深度不确定下决策的强化学习。

Reinforcement learning for decision-making under deep uncertainty.

机构信息

School of Computing and Information Systems, Faculty of Engineering and Information Technology, The University of Melbourne, Australia.

The Commonwealth Scientific and Industrial Research Organisation (CSIRO), Melbourne, Australia.

出版信息

J Environ Manage. 2024 May;359:120968. doi: 10.1016/j.jenvman.2024.120968. Epub 2024 May 3.

....

### 任务说明
把摘录里以"J Environ Manage."开头的段落改写成条目列表，保留主要信息。

### 数据行
....

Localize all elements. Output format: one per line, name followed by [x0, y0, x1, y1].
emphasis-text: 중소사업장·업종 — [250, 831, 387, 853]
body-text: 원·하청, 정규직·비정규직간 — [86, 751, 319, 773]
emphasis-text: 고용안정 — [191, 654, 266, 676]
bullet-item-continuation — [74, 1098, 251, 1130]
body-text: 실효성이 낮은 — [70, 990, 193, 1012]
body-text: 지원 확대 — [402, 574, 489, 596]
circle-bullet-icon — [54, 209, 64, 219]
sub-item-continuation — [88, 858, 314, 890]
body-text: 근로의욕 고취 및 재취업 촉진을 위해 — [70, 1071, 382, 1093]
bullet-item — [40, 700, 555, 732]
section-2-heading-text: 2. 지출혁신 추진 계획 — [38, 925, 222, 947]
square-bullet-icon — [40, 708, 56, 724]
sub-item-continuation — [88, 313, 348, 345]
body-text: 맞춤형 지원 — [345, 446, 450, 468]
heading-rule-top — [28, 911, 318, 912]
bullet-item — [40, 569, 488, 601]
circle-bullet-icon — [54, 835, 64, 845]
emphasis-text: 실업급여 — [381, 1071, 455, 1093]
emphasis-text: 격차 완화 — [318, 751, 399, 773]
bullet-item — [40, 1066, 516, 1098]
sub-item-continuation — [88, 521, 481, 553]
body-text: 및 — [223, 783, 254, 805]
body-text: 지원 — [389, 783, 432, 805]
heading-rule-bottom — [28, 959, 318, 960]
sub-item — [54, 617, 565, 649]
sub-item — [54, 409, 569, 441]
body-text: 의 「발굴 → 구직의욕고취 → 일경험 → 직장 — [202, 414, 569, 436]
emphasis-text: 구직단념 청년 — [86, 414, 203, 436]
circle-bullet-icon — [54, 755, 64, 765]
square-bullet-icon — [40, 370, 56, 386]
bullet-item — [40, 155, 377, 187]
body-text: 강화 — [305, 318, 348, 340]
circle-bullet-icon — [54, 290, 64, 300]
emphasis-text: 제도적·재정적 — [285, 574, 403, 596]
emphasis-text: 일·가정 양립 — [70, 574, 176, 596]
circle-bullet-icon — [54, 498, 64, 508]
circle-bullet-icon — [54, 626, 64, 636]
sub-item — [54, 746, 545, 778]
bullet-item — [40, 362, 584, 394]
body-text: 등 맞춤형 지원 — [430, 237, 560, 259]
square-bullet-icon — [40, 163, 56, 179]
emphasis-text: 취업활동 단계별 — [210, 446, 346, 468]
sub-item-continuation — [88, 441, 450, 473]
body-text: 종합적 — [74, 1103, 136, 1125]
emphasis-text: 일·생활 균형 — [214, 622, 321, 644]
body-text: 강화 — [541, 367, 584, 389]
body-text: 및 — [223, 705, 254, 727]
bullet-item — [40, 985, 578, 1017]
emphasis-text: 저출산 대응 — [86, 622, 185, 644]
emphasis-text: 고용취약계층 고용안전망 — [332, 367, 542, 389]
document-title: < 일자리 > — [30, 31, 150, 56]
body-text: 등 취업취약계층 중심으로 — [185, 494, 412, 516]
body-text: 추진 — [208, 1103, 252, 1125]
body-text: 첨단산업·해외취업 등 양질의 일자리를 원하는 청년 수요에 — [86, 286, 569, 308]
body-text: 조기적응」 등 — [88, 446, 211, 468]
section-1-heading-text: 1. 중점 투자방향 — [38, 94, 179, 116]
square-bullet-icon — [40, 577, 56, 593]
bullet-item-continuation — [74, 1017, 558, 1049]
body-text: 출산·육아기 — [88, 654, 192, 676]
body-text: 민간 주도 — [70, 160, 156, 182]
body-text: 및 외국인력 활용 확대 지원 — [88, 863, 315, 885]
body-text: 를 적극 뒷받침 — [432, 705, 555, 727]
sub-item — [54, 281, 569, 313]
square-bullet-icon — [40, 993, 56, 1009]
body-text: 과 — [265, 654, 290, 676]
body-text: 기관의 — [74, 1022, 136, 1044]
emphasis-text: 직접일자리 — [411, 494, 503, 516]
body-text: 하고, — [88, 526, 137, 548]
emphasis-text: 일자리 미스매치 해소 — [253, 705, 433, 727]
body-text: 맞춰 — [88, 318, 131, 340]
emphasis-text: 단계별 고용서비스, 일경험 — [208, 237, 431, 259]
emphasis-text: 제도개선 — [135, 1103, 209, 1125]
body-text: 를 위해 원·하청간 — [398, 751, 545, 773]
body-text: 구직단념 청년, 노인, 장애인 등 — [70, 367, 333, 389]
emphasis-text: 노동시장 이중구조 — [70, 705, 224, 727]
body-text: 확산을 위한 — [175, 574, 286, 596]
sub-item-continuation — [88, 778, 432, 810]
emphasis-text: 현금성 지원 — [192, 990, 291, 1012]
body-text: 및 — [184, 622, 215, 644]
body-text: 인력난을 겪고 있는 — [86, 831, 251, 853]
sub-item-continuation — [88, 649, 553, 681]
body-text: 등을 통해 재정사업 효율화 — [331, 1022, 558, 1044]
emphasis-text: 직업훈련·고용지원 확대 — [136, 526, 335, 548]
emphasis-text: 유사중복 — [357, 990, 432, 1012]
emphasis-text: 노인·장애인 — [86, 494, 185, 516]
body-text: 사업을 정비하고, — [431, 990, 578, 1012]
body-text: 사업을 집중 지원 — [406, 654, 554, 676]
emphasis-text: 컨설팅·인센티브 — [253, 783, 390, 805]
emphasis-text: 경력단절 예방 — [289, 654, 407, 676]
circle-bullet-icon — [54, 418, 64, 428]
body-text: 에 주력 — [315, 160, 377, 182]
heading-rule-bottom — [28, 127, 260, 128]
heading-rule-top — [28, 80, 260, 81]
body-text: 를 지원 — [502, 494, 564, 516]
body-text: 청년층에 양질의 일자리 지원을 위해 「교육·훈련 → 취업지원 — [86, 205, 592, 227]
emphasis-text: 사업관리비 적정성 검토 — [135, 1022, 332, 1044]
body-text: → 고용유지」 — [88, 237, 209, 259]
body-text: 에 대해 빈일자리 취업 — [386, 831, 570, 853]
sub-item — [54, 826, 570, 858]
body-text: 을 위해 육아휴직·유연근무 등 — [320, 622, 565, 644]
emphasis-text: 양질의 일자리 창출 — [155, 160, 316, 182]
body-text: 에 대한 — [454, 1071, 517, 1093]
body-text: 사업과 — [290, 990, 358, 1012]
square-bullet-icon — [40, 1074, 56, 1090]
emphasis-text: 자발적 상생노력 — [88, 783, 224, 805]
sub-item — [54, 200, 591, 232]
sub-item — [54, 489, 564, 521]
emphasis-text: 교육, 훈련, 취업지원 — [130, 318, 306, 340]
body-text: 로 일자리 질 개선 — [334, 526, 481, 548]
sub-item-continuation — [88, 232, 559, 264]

....

### 回答
- 期刊：J Environ Manage.
- 出版时间：2024年5月
- 卷号及编号：359:120968
- DOI：10.1016/j.jenvman.2024.120968
- 电子版发表：2024年5月3日